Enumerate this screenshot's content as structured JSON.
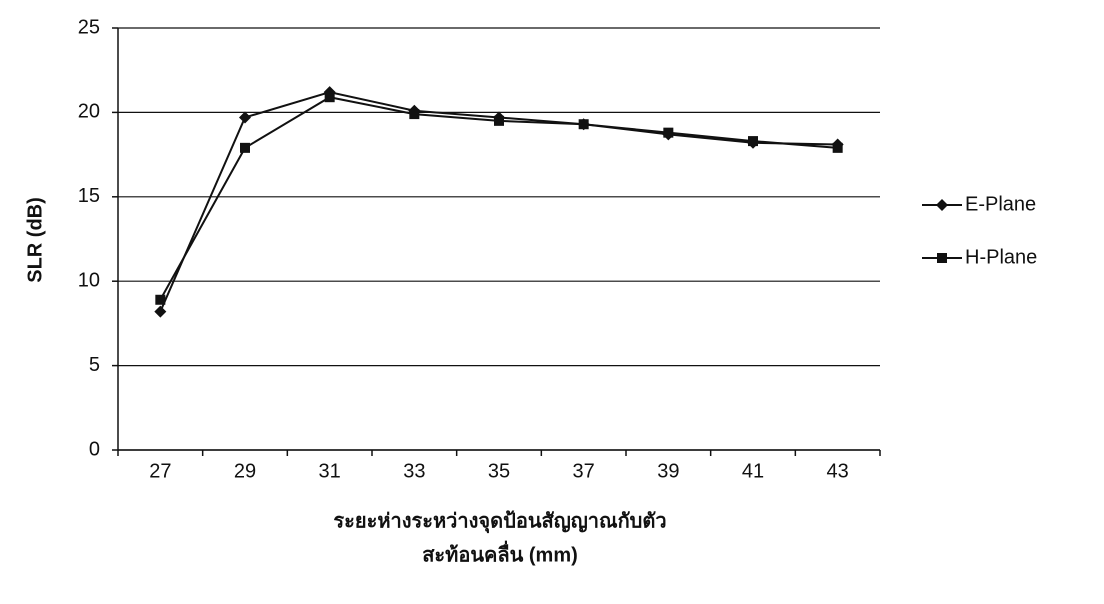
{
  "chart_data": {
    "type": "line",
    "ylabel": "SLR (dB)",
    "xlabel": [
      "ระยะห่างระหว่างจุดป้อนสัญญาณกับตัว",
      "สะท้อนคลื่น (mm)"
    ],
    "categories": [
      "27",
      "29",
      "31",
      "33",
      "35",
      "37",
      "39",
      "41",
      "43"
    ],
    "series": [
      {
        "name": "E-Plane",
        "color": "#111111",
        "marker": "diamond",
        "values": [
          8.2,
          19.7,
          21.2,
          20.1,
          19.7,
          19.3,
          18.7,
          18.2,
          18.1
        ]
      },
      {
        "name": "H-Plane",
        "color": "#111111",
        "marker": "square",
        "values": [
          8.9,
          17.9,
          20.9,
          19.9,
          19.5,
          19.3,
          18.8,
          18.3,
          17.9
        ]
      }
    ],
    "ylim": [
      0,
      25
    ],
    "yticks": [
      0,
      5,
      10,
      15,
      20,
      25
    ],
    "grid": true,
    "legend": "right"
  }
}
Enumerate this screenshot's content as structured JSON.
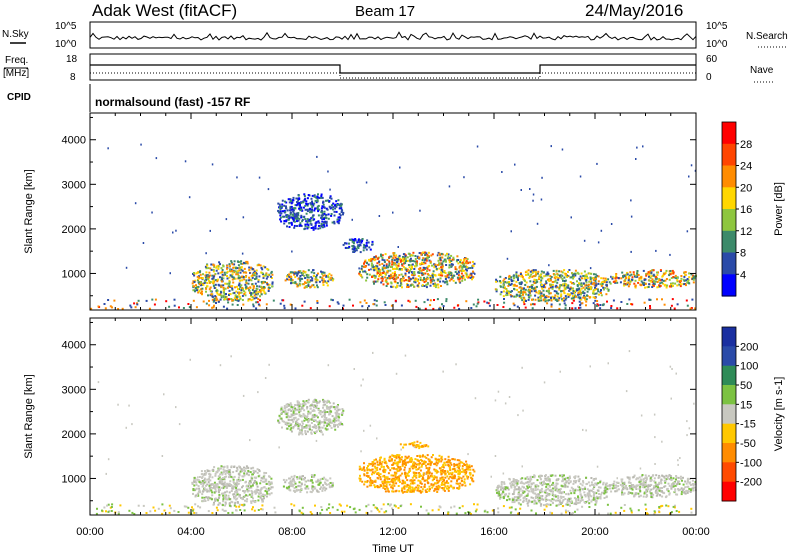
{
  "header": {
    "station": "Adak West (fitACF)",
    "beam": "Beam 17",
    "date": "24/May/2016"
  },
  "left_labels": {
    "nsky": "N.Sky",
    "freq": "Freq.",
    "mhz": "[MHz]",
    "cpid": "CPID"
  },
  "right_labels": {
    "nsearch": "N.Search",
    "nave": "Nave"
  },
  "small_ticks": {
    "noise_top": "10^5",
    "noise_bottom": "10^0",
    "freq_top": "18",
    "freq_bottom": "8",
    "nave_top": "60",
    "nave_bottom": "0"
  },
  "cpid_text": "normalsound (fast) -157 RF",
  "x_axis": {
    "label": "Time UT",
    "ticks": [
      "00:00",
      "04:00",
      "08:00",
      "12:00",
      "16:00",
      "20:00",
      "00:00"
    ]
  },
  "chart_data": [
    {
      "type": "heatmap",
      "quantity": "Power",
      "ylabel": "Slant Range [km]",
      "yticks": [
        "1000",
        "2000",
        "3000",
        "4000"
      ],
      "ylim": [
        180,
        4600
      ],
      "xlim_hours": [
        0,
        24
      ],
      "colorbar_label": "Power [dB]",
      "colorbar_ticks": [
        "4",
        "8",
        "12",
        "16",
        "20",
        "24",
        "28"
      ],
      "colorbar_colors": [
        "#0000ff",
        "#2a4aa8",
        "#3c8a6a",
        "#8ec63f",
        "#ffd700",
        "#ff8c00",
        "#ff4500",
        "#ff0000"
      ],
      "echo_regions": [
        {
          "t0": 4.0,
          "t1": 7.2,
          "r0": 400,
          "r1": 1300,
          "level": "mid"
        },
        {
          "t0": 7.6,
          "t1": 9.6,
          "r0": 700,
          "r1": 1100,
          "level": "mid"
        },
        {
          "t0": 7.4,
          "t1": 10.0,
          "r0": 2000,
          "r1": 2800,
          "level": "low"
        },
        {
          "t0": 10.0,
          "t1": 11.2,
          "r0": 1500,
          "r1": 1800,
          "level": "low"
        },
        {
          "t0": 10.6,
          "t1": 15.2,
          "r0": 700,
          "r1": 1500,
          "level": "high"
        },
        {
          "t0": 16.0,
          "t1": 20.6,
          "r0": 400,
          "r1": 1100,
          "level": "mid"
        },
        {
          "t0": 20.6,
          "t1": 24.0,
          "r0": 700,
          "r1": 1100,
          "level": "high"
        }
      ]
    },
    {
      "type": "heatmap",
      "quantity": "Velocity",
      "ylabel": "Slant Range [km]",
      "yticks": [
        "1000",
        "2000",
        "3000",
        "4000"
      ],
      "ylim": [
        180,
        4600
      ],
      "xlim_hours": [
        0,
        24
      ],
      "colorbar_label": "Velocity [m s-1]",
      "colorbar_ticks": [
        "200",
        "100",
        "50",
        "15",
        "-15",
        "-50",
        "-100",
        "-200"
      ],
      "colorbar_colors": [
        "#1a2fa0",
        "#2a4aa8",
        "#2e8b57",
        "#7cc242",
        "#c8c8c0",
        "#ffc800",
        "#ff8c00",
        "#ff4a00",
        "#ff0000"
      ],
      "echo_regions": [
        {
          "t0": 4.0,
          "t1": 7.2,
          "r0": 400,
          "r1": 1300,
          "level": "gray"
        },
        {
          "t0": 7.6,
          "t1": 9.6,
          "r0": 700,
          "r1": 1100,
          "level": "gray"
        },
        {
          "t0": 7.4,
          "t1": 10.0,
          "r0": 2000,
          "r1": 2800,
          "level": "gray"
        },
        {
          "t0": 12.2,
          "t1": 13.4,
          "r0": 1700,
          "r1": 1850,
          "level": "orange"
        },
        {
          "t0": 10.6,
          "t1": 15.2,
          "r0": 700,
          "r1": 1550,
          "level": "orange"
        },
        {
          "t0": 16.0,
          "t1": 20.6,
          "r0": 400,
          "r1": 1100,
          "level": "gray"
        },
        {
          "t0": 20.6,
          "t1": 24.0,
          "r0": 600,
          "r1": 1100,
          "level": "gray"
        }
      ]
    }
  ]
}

*-*-*

--- TASK PROMPT ---
Reproduce every record above exactly, but leave out the pictures.

--- THE RESPONSE ---
Enumerate this screenshot's content as structured JSON.
{
  "chart_data": {
    "type": "line",
    "ylabel": "SLR (dB)",
    "xlabel": [
      "ระยะห่างระหว่างจุดป้อนสัญญาณกับตัว",
      "สะท้อนคลื่น (mm)"
    ],
    "categories": [
      "27",
      "29",
      "31",
      "33",
      "35",
      "37",
      "39",
      "41",
      "43"
    ],
    "series": [
      {
        "name": "E-Plane",
        "color": "#111111",
        "marker": "diamond",
        "values": [
          8.2,
          19.7,
          21.2,
          20.1,
          19.7,
          19.3,
          18.7,
          18.2,
          18.1
        ]
      },
      {
        "name": "H-Plane",
        "color": "#111111",
        "marker": "square",
        "values": [
          8.9,
          17.9,
          20.9,
          19.9,
          19.5,
          19.3,
          18.8,
          18.3,
          17.9
        ]
      }
    ],
    "ylim": [
      0,
      25
    ],
    "yticks": [
      0,
      5,
      10,
      15,
      20,
      25
    ],
    "grid": true,
    "legend": "right"
  }
}
Enumerate this screenshot's content as structured JSON.
{
  "header": {
    "station": "Adak West (fitACF)",
    "beam": "Beam 17",
    "date": "24/May/2016"
  },
  "left_labels": {
    "nsky": "N.Sky",
    "freq": "Freq.",
    "mhz": "[MHz]",
    "cpid": "CPID"
  },
  "right_labels": {
    "nsearch": "N.Search",
    "nave": "Nave"
  },
  "small_ticks": {
    "noise_top": "10^5",
    "noise_bottom": "10^0",
    "freq_top": "18",
    "freq_bottom": "8",
    "nave_top": "60",
    "nave_bottom": "0"
  },
  "cpid_text": "normalsound (fast) -157 RF",
  "x_axis": {
    "label": "Time UT",
    "ticks": [
      "00:00",
      "04:00",
      "08:00",
      "12:00",
      "16:00",
      "20:00",
      "00:00"
    ]
  },
  "chart_data": [
    {
      "type": "heatmap",
      "quantity": "Power",
      "ylabel": "Slant Range [km]",
      "yticks": [
        "1000",
        "2000",
        "3000",
        "4000"
      ],
      "ylim": [
        180,
        4600
      ],
      "xlim_hours": [
        0,
        24
      ],
      "colorbar_label": "Power [dB]",
      "colorbar_ticks": [
        "4",
        "8",
        "12",
        "16",
        "20",
        "24",
        "28"
      ],
      "colorbar_colors": [
        "#0000ff",
        "#2a4aa8",
        "#3c8a6a",
        "#8ec63f",
        "#ffd700",
        "#ff8c00",
        "#ff4500",
        "#ff0000"
      ],
      "echo_regions": [
        {
          "t0": 4.0,
          "t1": 7.2,
          "r0": 400,
          "r1": 1300,
          "level": "mid"
        },
        {
          "t0": 7.6,
          "t1": 9.6,
          "r0": 700,
          "r1": 1100,
          "level": "mid"
        },
        {
          "t0": 7.4,
          "t1": 10.0,
          "r0": 2000,
          "r1": 2800,
          "level": "low"
        },
        {
          "t0": 10.0,
          "t1": 11.2,
          "r0": 1500,
          "r1": 1800,
          "level": "low"
        },
        {
          "t0": 10.6,
          "t1": 15.2,
          "r0": 700,
          "r1": 1500,
          "level": "high"
        },
        {
          "t0": 16.0,
          "t1": 20.6,
          "r0": 400,
          "r1": 1100,
          "level": "mid"
        },
        {
          "t0": 20.6,
          "t1": 24.0,
          "r0": 700,
          "r1": 1100,
          "level": "high"
        }
      ]
    },
    {
      "type": "heatmap",
      "quantity": "Velocity",
      "ylabel": "Slant Range [km]",
      "yticks": [
        "1000",
        "2000",
        "3000",
        "4000"
      ],
      "ylim": [
        180,
        4600
      ],
      "xlim_hours": [
        0,
        24
      ],
      "colorbar_label": "Velocity [m s-1]",
      "colorbar_ticks": [
        "200",
        "100",
        "50",
        "15",
        "-15",
        "-50",
        "-100",
        "-200"
      ],
      "colorbar_colors": [
        "#1a2fa0",
        "#2a4aa8",
        "#2e8b57",
        "#7cc242",
        "#c8c8c0",
        "#ffc800",
        "#ff8c00",
        "#ff4a00",
        "#ff0000"
      ],
      "echo_regions": [
        {
          "t0": 4.0,
          "t1": 7.2,
          "r0": 400,
          "r1": 1300,
          "level": "gray"
        },
        {
          "t0": 7.6,
          "t1": 9.6,
          "r0": 700,
          "r1": 1100,
          "level": "gray"
        },
        {
          "t0": 7.4,
          "t1": 10.0,
          "r0": 2000,
          "r1": 2800,
          "level": "gray"
        },
        {
          "t0": 12.2,
          "t1": 13.4,
          "r0": 1700,
          "r1": 1850,
          "level": "orange"
        },
        {
          "t0": 10.6,
          "t1": 15.2,
          "r0": 700,
          "r1": 1550,
          "level": "orange"
        },
        {
          "t0": 16.0,
          "t1": 20.6,
          "r0": 400,
          "r1": 1100,
          "level": "gray"
        },
        {
          "t0": 20.6,
          "t1": 24.0,
          "r0": 600,
          "r1": 1100,
          "level": "gray"
        }
      ]
    }
  ]
}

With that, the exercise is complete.